**EXCERPT PROVIDED**
How do you evaluate visualization?

How do you know if you have done things right?

Heck! This is the kind of question I should be able to answer. I did have some suggestion for her, yet I realize there are no established methodologies. This comes as a bit of a surprise to me as I have been organizing the BELIV Workshop on Visualization Evaluation for a long time and I have been running user studies myself for quite some time now. Continue reading

The Role of Algorithms in Data Visualization

It’s somewhat surprising to me to notice how little we discuss about the more technical side of data visualization. I use to say that visualization is something that “happens in your head” to emphasize the role of perception and cognition and to explain why it is so hard to evaluate visualization. Yet, visualization happens a lot in the computer also, and what happens there can be extremely fascinating too.

So, today I want to talk about algorithms in visualization. What’s the use of algorithms in visualization? When do we need them? Why do we need them? What are they for? Surprisingly, even in academic circles I noticed we tended to either avoid the question completely or to take the answer for granted. Heck, even the few books we have out there: how many of them teach the algorithmic side of visualization? None.

I have grouped algorithms in four broad classes. For each one I am going to give a brief description and a few examples.

**RECORDED INFORMATION**
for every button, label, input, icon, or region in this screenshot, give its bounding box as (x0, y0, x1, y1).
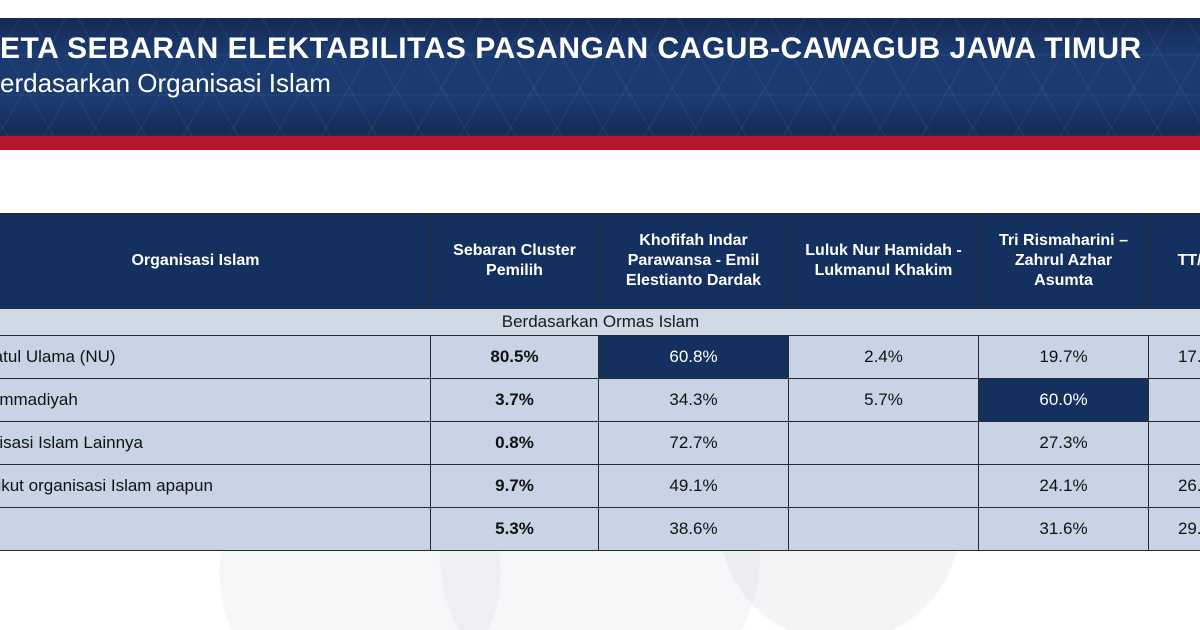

**PROBLEMS TO SOLVE**
1. In the excerpt on data visualization, into how many broad classes are algorithms grouped?
2. Repeat the part of the excerpt on data visualization starting with "It’s somewhat surprising" and going on through "of visualization? None.".

**WORKED ANSWERS**
1. Four.

2.
It’s somewhat surprising to me to notice how little we discuss about the more technical side of data visualization. I use to say that visualization is something that “happens in your head” to emphasize the role of perception and cognition and to explain why it is so hard to evaluate visualization. Yet, visualization happens a lot in the computer also, and what happens there can be extremely fascinating too.

So, today I want to talk about algorithms in visualization. What’s the use of algorithms in visualization? When do we need them? Why do we need them? What are they for? Surprisingly, even in academic circles I noticed we tended to either avoid the question completely or to take the answer for granted. Heck, even the few books we have out there: how many of them teach the algorithmic side of visualization? None.